## What to work on:
The data must be returned in full and exactly as given.

## Information given:
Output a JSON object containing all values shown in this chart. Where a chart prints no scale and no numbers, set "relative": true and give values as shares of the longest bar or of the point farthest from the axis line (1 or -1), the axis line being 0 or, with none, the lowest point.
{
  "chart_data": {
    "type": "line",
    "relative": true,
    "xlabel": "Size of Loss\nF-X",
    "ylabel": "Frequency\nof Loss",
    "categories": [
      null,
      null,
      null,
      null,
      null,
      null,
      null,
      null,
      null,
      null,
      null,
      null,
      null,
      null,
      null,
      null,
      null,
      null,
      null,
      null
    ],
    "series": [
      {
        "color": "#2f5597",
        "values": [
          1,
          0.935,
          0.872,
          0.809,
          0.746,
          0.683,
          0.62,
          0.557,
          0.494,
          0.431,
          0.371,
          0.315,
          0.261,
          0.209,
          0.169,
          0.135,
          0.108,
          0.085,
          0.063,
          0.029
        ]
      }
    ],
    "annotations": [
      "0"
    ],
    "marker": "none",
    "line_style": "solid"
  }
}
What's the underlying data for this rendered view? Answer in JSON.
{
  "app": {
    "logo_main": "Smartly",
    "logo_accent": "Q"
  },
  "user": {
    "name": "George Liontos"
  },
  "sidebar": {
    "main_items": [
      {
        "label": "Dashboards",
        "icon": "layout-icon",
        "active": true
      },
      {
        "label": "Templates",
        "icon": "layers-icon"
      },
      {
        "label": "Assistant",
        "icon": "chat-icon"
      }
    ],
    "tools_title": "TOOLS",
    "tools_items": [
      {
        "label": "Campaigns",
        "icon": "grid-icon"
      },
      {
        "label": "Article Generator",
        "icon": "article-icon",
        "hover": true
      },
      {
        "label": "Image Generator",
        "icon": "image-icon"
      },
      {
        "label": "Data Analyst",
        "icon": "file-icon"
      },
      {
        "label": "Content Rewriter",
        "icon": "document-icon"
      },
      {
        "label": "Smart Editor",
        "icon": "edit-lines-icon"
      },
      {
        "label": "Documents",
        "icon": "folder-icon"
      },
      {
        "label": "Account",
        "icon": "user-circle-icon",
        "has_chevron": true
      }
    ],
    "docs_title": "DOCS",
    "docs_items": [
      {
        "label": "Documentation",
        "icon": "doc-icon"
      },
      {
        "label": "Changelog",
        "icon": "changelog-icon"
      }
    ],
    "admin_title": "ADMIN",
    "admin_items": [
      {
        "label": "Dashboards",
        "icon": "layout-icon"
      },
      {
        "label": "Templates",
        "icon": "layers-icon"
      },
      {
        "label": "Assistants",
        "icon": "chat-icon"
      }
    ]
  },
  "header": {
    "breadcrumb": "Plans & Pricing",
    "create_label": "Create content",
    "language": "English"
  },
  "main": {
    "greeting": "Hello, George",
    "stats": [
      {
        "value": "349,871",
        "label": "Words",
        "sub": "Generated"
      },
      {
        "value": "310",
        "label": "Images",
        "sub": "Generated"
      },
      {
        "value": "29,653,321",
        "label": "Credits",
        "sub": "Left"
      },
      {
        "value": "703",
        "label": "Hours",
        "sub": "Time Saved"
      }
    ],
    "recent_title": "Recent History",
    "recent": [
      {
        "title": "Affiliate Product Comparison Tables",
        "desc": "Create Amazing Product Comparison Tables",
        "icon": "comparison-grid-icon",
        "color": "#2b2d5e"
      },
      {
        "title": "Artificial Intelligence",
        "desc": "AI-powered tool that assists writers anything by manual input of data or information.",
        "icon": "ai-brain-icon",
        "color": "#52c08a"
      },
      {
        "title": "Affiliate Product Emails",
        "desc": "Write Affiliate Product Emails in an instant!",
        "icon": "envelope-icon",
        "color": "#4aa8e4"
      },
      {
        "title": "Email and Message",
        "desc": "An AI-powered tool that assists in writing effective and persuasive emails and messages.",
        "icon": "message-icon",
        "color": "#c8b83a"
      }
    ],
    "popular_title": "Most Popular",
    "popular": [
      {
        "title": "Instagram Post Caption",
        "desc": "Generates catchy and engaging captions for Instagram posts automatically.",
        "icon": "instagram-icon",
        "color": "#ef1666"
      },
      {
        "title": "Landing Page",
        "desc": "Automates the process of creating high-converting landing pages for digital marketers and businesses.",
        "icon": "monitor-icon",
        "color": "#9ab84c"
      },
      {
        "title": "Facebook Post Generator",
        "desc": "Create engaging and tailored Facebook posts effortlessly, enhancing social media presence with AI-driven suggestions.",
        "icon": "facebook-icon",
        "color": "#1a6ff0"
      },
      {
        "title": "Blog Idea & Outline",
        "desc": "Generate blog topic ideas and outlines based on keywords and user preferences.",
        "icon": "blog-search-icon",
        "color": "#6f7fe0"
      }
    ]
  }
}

## Output:
Output a JSON object containing all values shown in this chart. Where a chart prints no scale and no numbers, set "relative": true and give values as shares of the longest bar or of the point farthest from the axis line (1 or -1), the axis line being 0 or, with none, the lowest point.
{
  "chart_data": {
    "type": "line",
    "relative": true,
    "xlabel": "Size of Loss\nF-X",
    "ylabel": "Frequency\nof Loss",
    "categories": [
      null,
      null,
      null,
      null,
      null,
      null,
      null,
      null,
      null,
      null,
      null,
      null,
      null,
      null,
      null,
      null,
      null,
      null,
      null,
      null
    ],
    "series": [
      {
        "color": "#2f5597",
        "values": [
          1,
          0.935,
          0.872,
          0.809,
          0.746,
          0.683,
          0.62,
          0.557,
          0.494,
          0.431,
          0.371,
          0.315,
          0.261,
          0.209,
          0.169,
          0.135,
          0.108,
          0.085,
          0.063,
          0.029
        ]
      }
    ],
    "annotations": [
      "0"
    ],
    "marker": "none",
    "line_style": "solid"
  }
}
What's the underlying data for this rendered view? Answer in JSON.
{
  "app": {
    "logo_main": "Smartly",
    "logo_accent": "Q"
  },
  "user": {
    "name": "George Liontos"
  },
  "sidebar": {
    "main_items": [
      {
        "label": "Dashboards",
        "icon": "layout-icon",
        "active": true
      },
      {
        "label": "Templates",
        "icon": "layers-icon"
      },
      {
        "label": "Assistant",
        "icon": "chat-icon"
      }
    ],
    "tools_title": "TOOLS",
    "tools_items": [
      {
        "label": "Campaigns",
        "icon": "grid-icon"
      },
      {
        "label": "Article Generator",
        "icon": "article-icon",
        "hover": true
      },
      {
        "label": "Image Generator",
        "icon": "image-icon"
      },
      {
        "label": "Data Analyst",
        "icon": "file-icon"
      },
      {
        "label": "Content Rewriter",
        "icon": "document-icon"
      },
      {
        "label": "Smart Editor",
        "icon": "edit-lines-icon"
      },
      {
        "label": "Documents",
        "icon": "folder-icon"
      },
      {
        "label": "Account",
        "icon": "user-circle-icon",
        "has_chevron": true
      }
    ],
    "docs_title": "DOCS",
    "docs_items": [
      {
        "label": "Documentation",
        "icon": "doc-icon"
      },
      {
        "label": "Changelog",
        "icon": "changelog-icon"
      }
    ],
    "admin_title": "ADMIN",
    "admin_items": [
      {
        "label": "Dashboards",
        "icon": "layout-icon"
      },
      {
        "label": "Templates",
        "icon": "layers-icon"
      },
      {
        "label": "Assistants",
        "icon": "chat-icon"
      }
    ]
  },
  "header": {
    "breadcrumb": "Plans & Pricing",
    "create_label": "Create content",
    "language": "English"
  },
  "main": {
    "greeting": "Hello, George",
    "stats": [
      {
        "value": "349,871",
        "label": "Words",
        "sub": "Generated"
      },
      {
        "value": "310",
        "label": "Images",
        "sub": "Generated"
      },
      {
        "value": "29,653,321",
        "label": "Credits",
        "sub": "Left"
      },
      {
        "value": "703",
        "label": "Hours",
        "sub": "Time Saved"
      }
    ],
    "recent_title": "Recent History",
    "recent": [
      {
        "title": "Affiliate Product Comparison Tables",
        "desc": "Create Amazing Product Comparison Tables",
        "icon": "comparison-grid-icon",
        "color": "#2b2d5e"
      },
      {
        "title": "Artificial Intelligence",
        "desc": "AI-powered tool that assists writers anything by manual input of data or information.",
        "icon": "ai-brain-icon",
        "color": "#52c08a"
      },
      {
        "title": "Affiliate Product Emails",
        "desc": "Write Affiliate Product Emails in an instant!",
        "icon": "envelope-icon",
        "color": "#4aa8e4"
      },
      {
        "title": "Email and Message",
        "desc": "An AI-powered tool that assists in writing effective and persuasive emails and messages.",
        "icon": "message-icon",
        "color": "#c8b83a"
      }
    ],
    "popular_title": "Most Popular",
    "popular": [
      {
        "title": "Instagram Post Caption",
        "desc": "Generates catchy and engaging captions for Instagram posts automatically.",
        "icon": "instagram-icon",
        "color": "#ef1666"
      },
      {
        "title": "Landing Page",
        "desc": "Automates the process of creating high-converting landing pages for digital marketers and businesses.",
        "icon": "monitor-icon",
        "color": "#9ab84c"
      },
      {
        "title": "Facebook Post Generator",
        "desc": "Create engaging and tailored Facebook posts effortlessly, enhancing social media presence with AI-driven suggestions.",
        "icon": "facebook-icon",
        "color": "#1a6ff0"
      },
      {
        "title": "Blog Idea & Outline",
        "desc": "Generate blog topic ideas and outlines based on keywords and user preferences.",
        "icon": "blog-search-icon",
        "color": "#6f7fe0"
      }
    ]
  }
}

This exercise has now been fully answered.